◆ Exercise objective
Extract the complete data exactly as given.

◇ ◇ ◇ ◇ ◇ ◇ ◇

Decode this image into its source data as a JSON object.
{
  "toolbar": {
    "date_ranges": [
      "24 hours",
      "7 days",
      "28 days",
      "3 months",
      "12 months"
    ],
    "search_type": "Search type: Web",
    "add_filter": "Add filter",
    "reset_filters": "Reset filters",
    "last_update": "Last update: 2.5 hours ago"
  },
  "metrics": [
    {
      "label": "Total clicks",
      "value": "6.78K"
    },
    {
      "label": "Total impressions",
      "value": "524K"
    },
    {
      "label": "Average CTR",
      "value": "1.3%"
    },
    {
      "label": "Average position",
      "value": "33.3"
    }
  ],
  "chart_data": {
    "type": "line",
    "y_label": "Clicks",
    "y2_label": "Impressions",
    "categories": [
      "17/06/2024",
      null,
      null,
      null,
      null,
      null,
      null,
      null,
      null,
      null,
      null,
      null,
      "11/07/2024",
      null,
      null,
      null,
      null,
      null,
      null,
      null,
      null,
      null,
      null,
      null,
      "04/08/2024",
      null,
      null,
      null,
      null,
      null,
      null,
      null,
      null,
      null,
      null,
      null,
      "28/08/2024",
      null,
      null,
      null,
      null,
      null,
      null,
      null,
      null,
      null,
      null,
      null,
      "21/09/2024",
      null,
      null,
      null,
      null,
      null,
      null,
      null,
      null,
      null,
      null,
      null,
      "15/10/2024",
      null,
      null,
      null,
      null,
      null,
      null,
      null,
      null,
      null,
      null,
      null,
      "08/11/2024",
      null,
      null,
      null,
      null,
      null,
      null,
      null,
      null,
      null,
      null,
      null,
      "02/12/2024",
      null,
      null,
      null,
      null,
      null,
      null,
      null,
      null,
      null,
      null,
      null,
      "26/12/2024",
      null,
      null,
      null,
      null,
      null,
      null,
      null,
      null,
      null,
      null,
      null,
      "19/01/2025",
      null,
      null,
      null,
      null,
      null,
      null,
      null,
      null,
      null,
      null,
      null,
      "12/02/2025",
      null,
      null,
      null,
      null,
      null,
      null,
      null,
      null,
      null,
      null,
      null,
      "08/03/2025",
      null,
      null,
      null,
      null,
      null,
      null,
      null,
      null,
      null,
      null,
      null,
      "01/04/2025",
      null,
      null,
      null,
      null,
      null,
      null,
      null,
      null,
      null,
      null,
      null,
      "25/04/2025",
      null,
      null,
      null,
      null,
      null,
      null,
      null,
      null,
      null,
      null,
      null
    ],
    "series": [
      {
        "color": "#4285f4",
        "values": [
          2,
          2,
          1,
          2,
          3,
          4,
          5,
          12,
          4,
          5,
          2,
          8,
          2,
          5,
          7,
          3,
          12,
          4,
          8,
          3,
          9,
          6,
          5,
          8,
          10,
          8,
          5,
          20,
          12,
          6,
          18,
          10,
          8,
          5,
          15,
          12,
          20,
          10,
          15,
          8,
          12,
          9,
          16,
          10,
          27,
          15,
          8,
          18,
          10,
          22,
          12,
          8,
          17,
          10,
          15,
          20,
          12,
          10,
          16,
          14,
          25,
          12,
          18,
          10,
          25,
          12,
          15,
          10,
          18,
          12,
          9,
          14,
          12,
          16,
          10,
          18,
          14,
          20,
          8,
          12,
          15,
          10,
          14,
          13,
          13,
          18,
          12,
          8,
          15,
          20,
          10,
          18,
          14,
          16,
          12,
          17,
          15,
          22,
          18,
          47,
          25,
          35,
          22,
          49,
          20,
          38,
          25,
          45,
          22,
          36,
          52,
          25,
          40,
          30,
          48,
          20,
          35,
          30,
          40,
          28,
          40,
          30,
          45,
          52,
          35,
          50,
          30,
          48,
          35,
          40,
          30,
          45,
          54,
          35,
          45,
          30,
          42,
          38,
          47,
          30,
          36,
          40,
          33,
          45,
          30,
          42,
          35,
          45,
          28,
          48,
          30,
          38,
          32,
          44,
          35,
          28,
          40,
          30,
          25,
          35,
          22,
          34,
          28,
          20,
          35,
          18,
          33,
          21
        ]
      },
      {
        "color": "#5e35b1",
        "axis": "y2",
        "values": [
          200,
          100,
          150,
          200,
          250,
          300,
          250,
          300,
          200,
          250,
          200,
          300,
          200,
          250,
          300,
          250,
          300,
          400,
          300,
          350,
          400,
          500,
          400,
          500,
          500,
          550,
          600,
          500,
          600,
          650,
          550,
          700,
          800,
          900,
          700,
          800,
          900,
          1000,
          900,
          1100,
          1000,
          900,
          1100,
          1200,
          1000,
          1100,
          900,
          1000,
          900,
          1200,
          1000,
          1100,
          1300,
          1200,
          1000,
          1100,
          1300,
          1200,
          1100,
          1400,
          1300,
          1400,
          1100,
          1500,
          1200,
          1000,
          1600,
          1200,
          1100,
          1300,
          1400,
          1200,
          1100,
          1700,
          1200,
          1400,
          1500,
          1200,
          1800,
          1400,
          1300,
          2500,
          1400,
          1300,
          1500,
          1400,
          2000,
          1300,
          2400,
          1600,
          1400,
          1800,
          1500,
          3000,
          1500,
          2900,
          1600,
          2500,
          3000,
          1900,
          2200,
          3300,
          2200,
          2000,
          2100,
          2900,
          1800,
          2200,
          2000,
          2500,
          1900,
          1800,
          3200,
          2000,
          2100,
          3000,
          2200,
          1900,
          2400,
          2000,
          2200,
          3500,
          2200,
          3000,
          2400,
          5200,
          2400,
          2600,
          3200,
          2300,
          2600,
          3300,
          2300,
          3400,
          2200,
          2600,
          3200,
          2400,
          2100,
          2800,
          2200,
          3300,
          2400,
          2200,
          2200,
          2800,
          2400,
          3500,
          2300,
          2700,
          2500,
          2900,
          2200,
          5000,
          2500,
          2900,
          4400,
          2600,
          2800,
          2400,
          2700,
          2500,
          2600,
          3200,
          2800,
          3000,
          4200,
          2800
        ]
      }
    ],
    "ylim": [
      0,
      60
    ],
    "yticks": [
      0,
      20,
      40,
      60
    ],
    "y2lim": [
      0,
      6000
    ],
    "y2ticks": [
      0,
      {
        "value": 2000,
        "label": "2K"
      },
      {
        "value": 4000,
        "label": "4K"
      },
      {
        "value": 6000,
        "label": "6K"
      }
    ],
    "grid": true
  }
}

◇ ◇ ◇ ◇ ◇ ◇ ◇

◆ Written solution
Decode this image into its source data as a JSON object.
{
  "toolbar": {
    "date_ranges": [
      "24 hours",
      "7 days",
      "28 days",
      "3 months",
      "12 months"
    ],
    "search_type": "Search type: Web",
    "add_filter": "Add filter",
    "reset_filters": "Reset filters",
    "last_update": "Last update: 2.5 hours ago"
  },
  "metrics": [
    {
      "label": "Total clicks",
      "value": "6.78K"
    },
    {
      "label": "Total impressions",
      "value": "524K"
    },
    {
      "label": "Average CTR",
      "value": "1.3%"
    },
    {
      "label": "Average position",
      "value": "33.3"
    }
  ],
  "chart_data": {
    "type": "line",
    "y_label": "Clicks",
    "y2_label": "Impressions",
    "categories": [
      "17/06/2024",
      null,
      null,
      null,
      null,
      null,
      null,
      null,
      null,
      null,
      null,
      null,
      "11/07/2024",
      null,
      null,
      null,
      null,
      null,
      null,
      null,
      null,
      null,
      null,
      null,
      "04/08/2024",
      null,
      null,
      null,
      null,
      null,
      null,
      null,
      null,
      null,
      null,
      null,
      "28/08/2024",
      null,
      null,
      null,
      null,
      null,
      null,
      null,
      null,
      null,
      null,
      null,
      "21/09/2024",
      null,
      null,
      null,
      null,
      null,
      null,
      null,
      null,
      null,
      null,
      null,
      "15/10/2024",
      null,
      null,
      null,
      null,
      null,
      null,
      null,
      null,
      null,
      null,
      null,
      "08/11/2024",
      null,
      null,
      null,
      null,
      null,
      null,
      null,
      null,
      null,
      null,
      null,
      "02/12/2024",
      null,
      null,
      null,
      null,
      null,
      null,
      null,
      null,
      null,
      null,
      null,
      "26/12/2024",
      null,
      null,
      null,
      null,
      null,
      null,
      null,
      null,
      null,
      null,
      null,
      "19/01/2025",
      null,
      null,
      null,
      null,
      null,
      null,
      null,
      null,
      null,
      null,
      null,
      "12/02/2025",
      null,
      null,
      null,
      null,
      null,
      null,
      null,
      null,
      null,
      null,
      null,
      "08/03/2025",
      null,
      null,
      null,
      null,
      null,
      null,
      null,
      null,
      null,
      null,
      null,
      "01/04/2025",
      null,
      null,
      null,
      null,
      null,
      null,
      null,
      null,
      null,
      null,
      null,
      "25/04/2025",
      null,
      null,
      null,
      null,
      null,
      null,
      null,
      null,
      null,
      null,
      null
    ],
    "series": [
      {
        "color": "#4285f4",
        "values": [
          2,
          2,
          1,
          2,
          3,
          4,
          5,
          12,
          4,
          5,
          2,
          8,
          2,
          5,
          7,
          3,
          12,
          4,
          8,
          3,
          9,
          6,
          5,
          8,
          10,
          8,
          5,
          20,
          12,
          6,
          18,
          10,
          8,
          5,
          15,
          12,
          20,
          10,
          15,
          8,
          12,
          9,
          16,
          10,
          27,
          15,
          8,
          18,
          10,
          22,
          12,
          8,
          17,
          10,
          15,
          20,
          12,
          10,
          16,
          14,
          25,
          12,
          18,
          10,
          25,
          12,
          15,
          10,
          18,
          12,
          9,
          14,
          12,
          16,
          10,
          18,
          14,
          20,
          8,
          12,
          15,
          10,
          14,
          13,
          13,
          18,
          12,
          8,
          15,
          20,
          10,
          18,
          14,
          16,
          12,
          17,
          15,
          22,
          18,
          47,
          25,
          35,
          22,
          49,
          20,
          38,
          25,
          45,
          22,
          36,
          52,
          25,
          40,
          30,
          48,
          20,
          35,
          30,
          40,
          28,
          40,
          30,
          45,
          52,
          35,
          50,
          30,
          48,
          35,
          40,
          30,
          45,
          54,
          35,
          45,
          30,
          42,
          38,
          47,
          30,
          36,
          40,
          33,
          45,
          30,
          42,
          35,
          45,
          28,
          48,
          30,
          38,
          32,
          44,
          35,
          28,
          40,
          30,
          25,
          35,
          22,
          34,
          28,
          20,
          35,
          18,
          33,
          21
        ]
      },
      {
        "color": "#5e35b1",
        "axis": "y2",
        "values": [
          200,
          100,
          150,
          200,
          250,
          300,
          250,
          300,
          200,
          250,
          200,
          300,
          200,
          250,
          300,
          250,
          300,
          400,
          300,
          350,
          400,
          500,
          400,
          500,
          500,
          550,
          600,
          500,
          600,
          650,
          550,
          700,
          800,
          900,
          700,
          800,
          900,
          1000,
          900,
          1100,
          1000,
          900,
          1100,
          1200,
          1000,
          1100,
          900,
          1000,
          900,
          1200,
          1000,
          1100,
          1300,
          1200,
          1000,
          1100,
          1300,
          1200,
          1100,
          1400,
          1300,
          1400,
          1100,
          1500,
          1200,
          1000,
          1600,
          1200,
          1100,
          1300,
          1400,
          1200,
          1100,
          1700,
          1200,
          1400,
          1500,
          1200,
          1800,
          1400,
          1300,
          2500,
          1400,
          1300,
          1500,
          1400,
          2000,
          1300,
          2400,
          1600,
          1400,
          1800,
          1500,
          3000,
          1500,
          2900,
          1600,
          2500,
          3000,
          1900,
          2200,
          3300,
          2200,
          2000,
          2100,
          2900,
          1800,
          2200,
          2000,
          2500,
          1900,
          1800,
          3200,
          2000,
          2100,
          3000,
          2200,
          1900,
          2400,
          2000,
          2200,
          3500,
          2200,
          3000,
          2400,
          5200,
          2400,
          2600,
          3200,
          2300,
          2600,
          3300,
          2300,
          3400,
          2200,
          2600,
          3200,
          2400,
          2100,
          2800,
          2200,
          3300,
          2400,
          2200,
          2200,
          2800,
          2400,
          3500,
          2300,
          2700,
          2500,
          2900,
          2200,
          5000,
          2500,
          2900,
          4400,
          2600,
          2800,
          2400,
          2700,
          2500,
          2600,
          3200,
          2800,
          3000,
          4200,
          2800
        ]
      }
    ],
    "ylim": [
      0,
      60
    ],
    "yticks": [
      0,
      20,
      40,
      60
    ],
    "y2lim": [
      0,
      6000
    ],
    "y2ticks": [
      0,
      {
        "value": 2000,
        "label": "2K"
      },
      {
        "value": 4000,
        "label": "4K"
      },
      {
        "value": 6000,
        "label": "6K"
      }
    ],
    "grid": true
  }
}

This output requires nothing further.